* WRITTEN INSTRUCTION
Write out all entries word for word.

* GIVEN RECORDS
=======
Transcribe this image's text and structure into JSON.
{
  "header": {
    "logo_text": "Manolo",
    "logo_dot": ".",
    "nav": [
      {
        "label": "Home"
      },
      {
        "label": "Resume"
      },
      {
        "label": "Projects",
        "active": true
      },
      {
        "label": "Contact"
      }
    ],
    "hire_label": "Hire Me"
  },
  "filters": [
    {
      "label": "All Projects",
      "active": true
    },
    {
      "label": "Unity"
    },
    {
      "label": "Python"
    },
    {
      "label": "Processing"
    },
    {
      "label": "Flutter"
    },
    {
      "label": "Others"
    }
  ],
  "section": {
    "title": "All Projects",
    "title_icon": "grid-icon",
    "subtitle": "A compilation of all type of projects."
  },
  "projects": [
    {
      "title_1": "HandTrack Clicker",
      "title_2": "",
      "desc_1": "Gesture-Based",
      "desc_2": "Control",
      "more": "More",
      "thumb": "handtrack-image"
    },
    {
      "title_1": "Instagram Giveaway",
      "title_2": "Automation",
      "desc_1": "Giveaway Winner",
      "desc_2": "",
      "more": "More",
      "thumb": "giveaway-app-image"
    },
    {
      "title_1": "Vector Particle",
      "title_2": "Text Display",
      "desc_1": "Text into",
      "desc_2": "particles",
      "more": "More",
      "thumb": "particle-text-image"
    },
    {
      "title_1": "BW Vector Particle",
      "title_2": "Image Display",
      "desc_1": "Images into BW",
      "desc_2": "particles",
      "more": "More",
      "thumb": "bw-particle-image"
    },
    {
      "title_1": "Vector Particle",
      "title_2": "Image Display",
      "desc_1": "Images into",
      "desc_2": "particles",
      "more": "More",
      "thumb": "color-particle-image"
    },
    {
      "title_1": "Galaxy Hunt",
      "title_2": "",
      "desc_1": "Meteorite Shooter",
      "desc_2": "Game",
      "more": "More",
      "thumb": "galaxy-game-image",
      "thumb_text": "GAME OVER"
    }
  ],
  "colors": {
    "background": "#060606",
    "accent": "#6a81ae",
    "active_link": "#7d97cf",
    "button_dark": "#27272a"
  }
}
=======
* WORKED ANSWER
Transcribe this image's text and structure into JSON.
{
  "header": {
    "logo_text": "Manolo",
    "logo_dot": ".",
    "nav": [
      {
        "label": "Home"
      },
      {
        "label": "Resume"
      },
      {
        "label": "Projects",
        "active": true
      },
      {
        "label": "Contact"
      }
    ],
    "hire_label": "Hire Me"
  },
  "filters": [
    {
      "label": "All Projects",
      "active": true
    },
    {
      "label": "Unity"
    },
    {
      "label": "Python"
    },
    {
      "label": "Processing"
    },
    {
      "label": "Flutter"
    },
    {
      "label": "Others"
    }
  ],
  "section": {
    "title": "All Projects",
    "title_icon": "grid-icon",
    "subtitle": "A compilation of all type of projects."
  },
  "projects": [
    {
      "title_1": "HandTrack Clicker",
      "title_2": "",
      "desc_1": "Gesture-Based",
      "desc_2": "Control",
      "more": "More",
      "thumb": "handtrack-image"
    },
    {
      "title_1": "Instagram Giveaway",
      "title_2": "Automation",
      "desc_1": "Giveaway Winner",
      "desc_2": "",
      "more": "More",
      "thumb": "giveaway-app-image"
    },
    {
      "title_1": "Vector Particle",
      "title_2": "Text Display",
      "desc_1": "Text into",
      "desc_2": "particles",
      "more": "More",
      "thumb": "particle-text-image"
    },
    {
      "title_1": "BW Vector Particle",
      "title_2": "Image Display",
      "desc_1": "Images into BW",
      "desc_2": "particles",
      "more": "More",
      "thumb": "bw-particle-image"
    },
    {
      "title_1": "Vector Particle",
      "title_2": "Image Display",
      "desc_1": "Images into",
      "desc_2": "particles",
      "more": "More",
      "thumb": "color-particle-image"
    },
    {
      "title_1": "Galaxy Hunt",
      "title_2": "",
      "desc_1": "Meteorite Shooter",
      "desc_2": "Game",
      "more": "More",
      "thumb": "galaxy-game-image",
      "thumb_text": "GAME OVER"
    }
  ],
  "colors": {
    "background": "#060606",
    "accent": "#6a81ae",
    "active_link": "#7d97cf",
    "button_dark": "#27272a"
  }
}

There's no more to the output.